Collect every line in the records below that contains the string "product", matching case exactly.

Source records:
* start *

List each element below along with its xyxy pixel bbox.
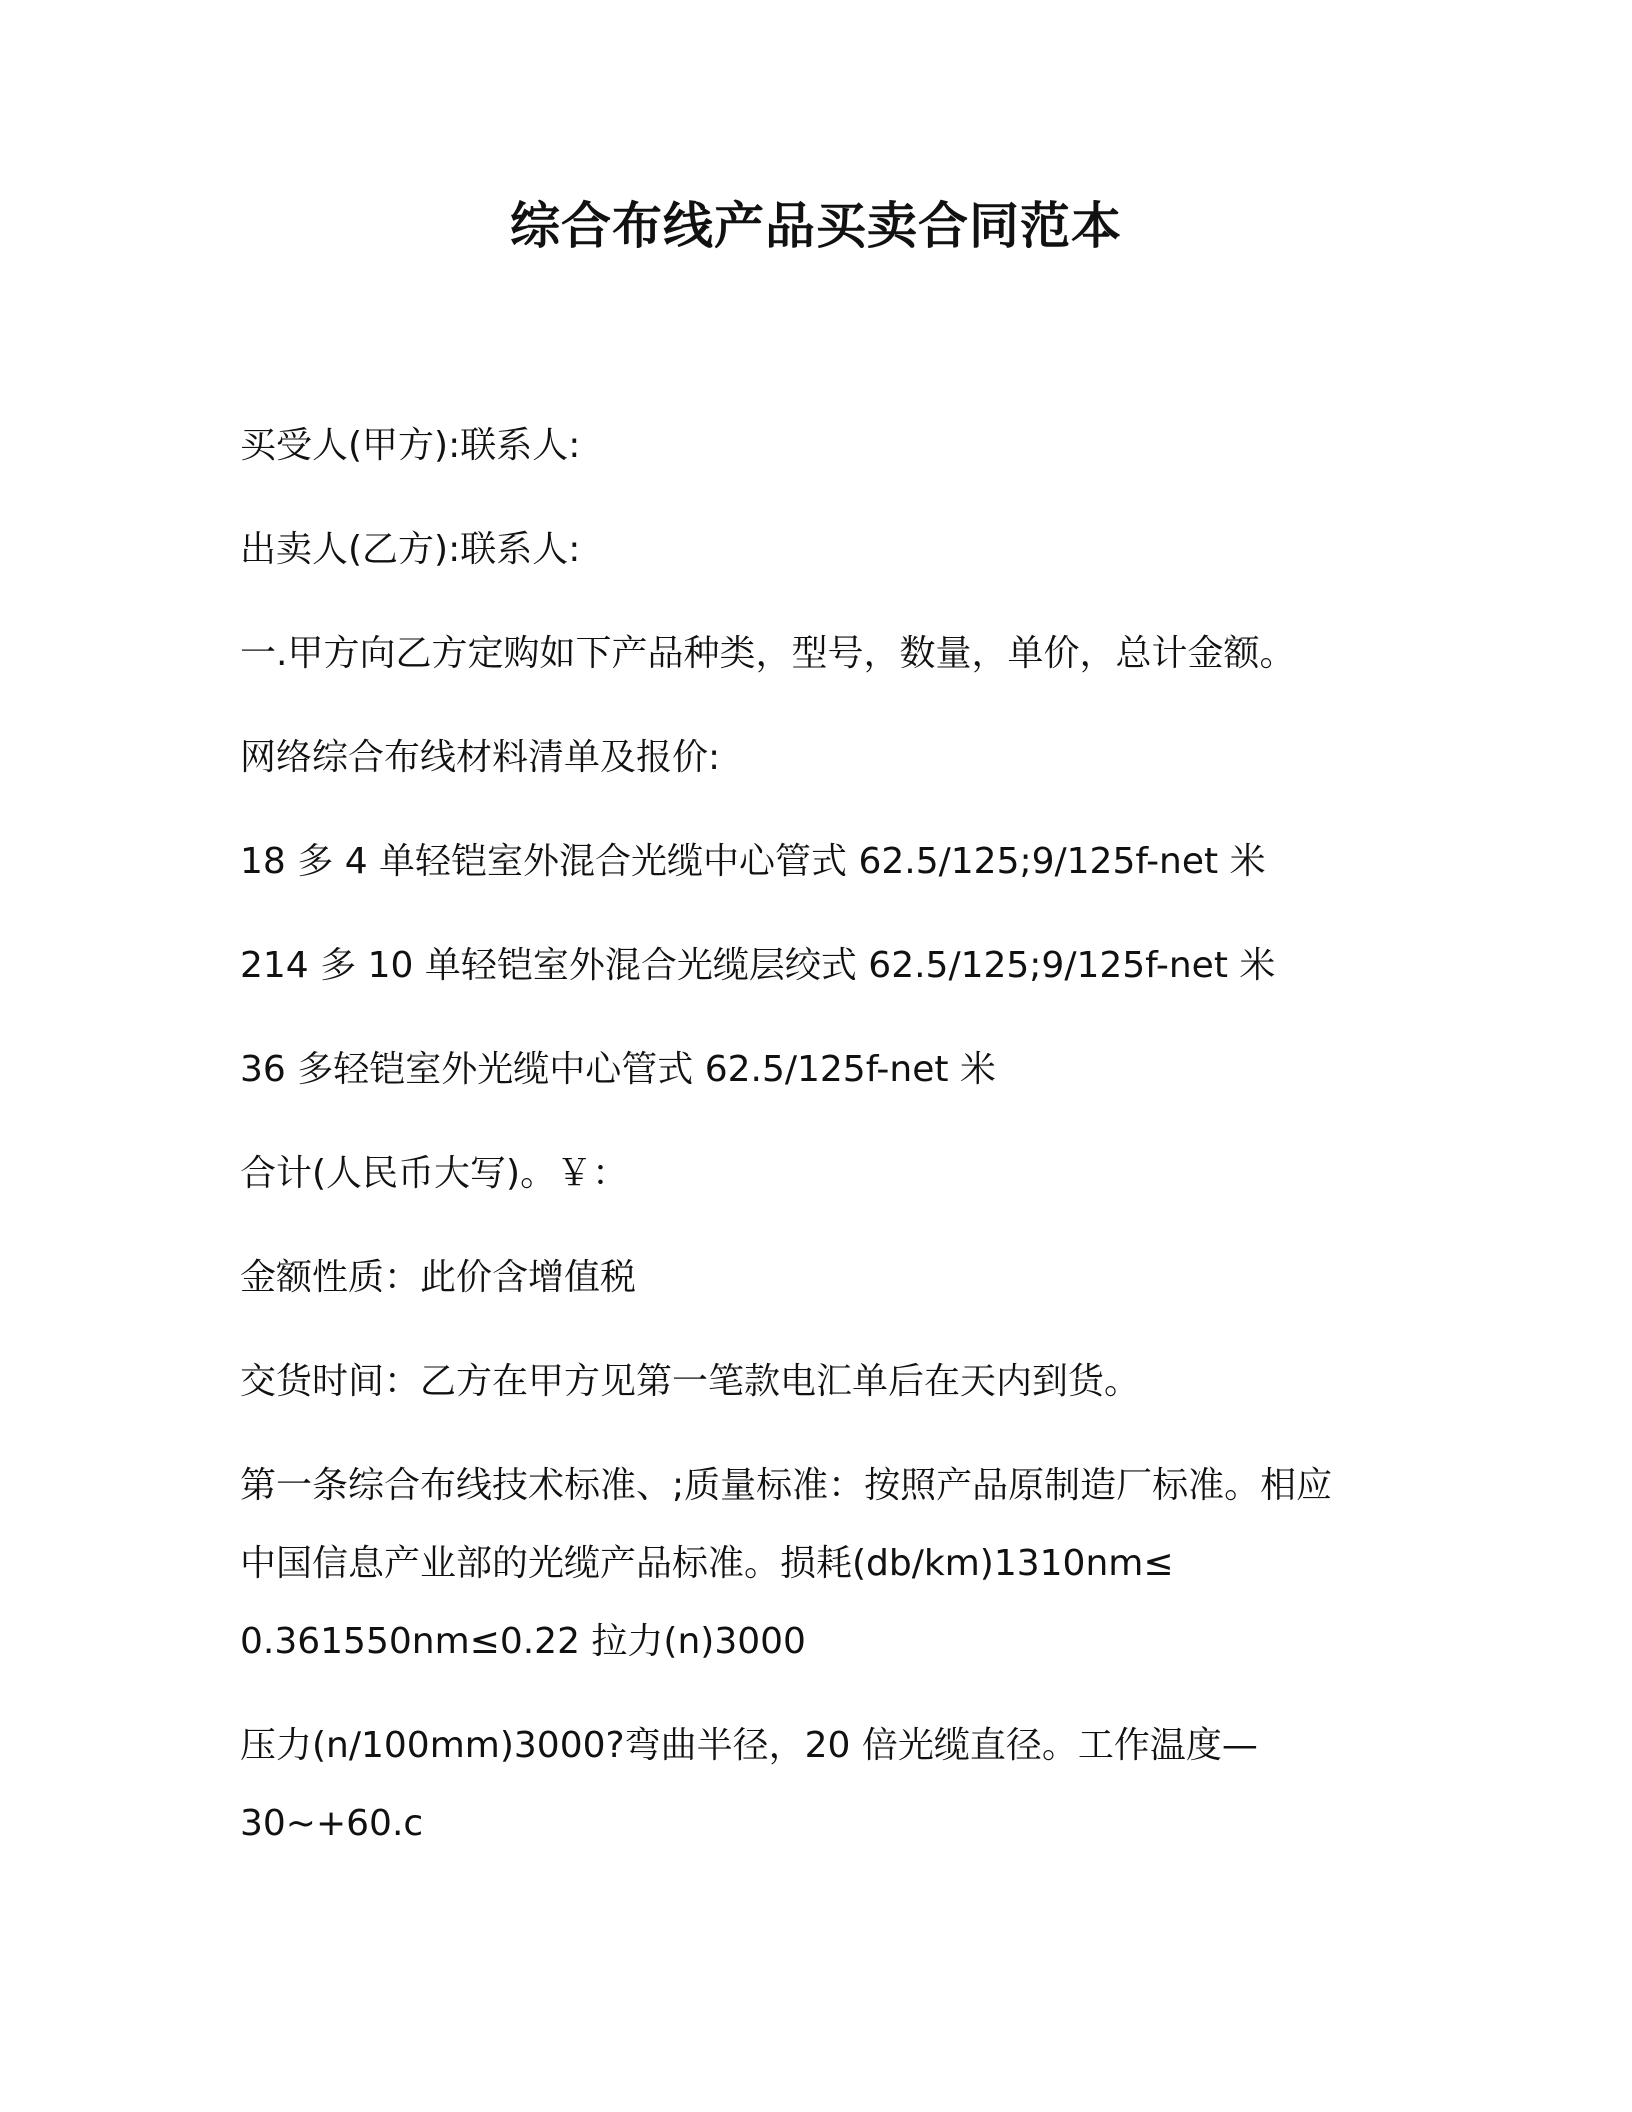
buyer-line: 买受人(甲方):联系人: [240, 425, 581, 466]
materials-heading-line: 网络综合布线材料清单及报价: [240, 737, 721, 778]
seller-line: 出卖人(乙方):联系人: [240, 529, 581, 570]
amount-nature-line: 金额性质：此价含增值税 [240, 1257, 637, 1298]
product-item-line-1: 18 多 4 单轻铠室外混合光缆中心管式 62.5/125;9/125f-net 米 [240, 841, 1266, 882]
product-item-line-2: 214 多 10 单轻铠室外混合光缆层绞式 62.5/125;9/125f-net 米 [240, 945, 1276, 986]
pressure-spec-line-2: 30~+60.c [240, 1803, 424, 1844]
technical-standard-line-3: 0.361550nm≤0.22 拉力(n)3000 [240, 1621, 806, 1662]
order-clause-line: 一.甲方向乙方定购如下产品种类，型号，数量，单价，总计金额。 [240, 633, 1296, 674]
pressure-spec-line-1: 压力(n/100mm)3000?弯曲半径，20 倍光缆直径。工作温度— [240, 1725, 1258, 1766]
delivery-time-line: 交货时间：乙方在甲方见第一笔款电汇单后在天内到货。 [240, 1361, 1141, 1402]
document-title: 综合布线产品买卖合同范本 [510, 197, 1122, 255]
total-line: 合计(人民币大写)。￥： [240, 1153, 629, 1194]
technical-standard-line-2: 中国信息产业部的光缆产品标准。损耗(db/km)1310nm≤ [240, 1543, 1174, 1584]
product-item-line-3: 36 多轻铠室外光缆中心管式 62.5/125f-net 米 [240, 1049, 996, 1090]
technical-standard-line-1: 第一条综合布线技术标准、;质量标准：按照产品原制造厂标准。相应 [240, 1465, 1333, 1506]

* end *

> Answer below:
product-item-line-1: 18 多 4 单轻铠室外混合光缆中心管式 62.5/125;9/125f-net 米 [240, 841, 1266, 882]
product-item-line-2: 214 多 10 单轻铠室外混合光缆层绞式 62.5/125;9/125f-net 米 [240, 945, 1276, 986]
product-item-line-3: 36 多轻铠室外光缆中心管式 62.5/125f-net 米 [240, 1049, 996, 1090]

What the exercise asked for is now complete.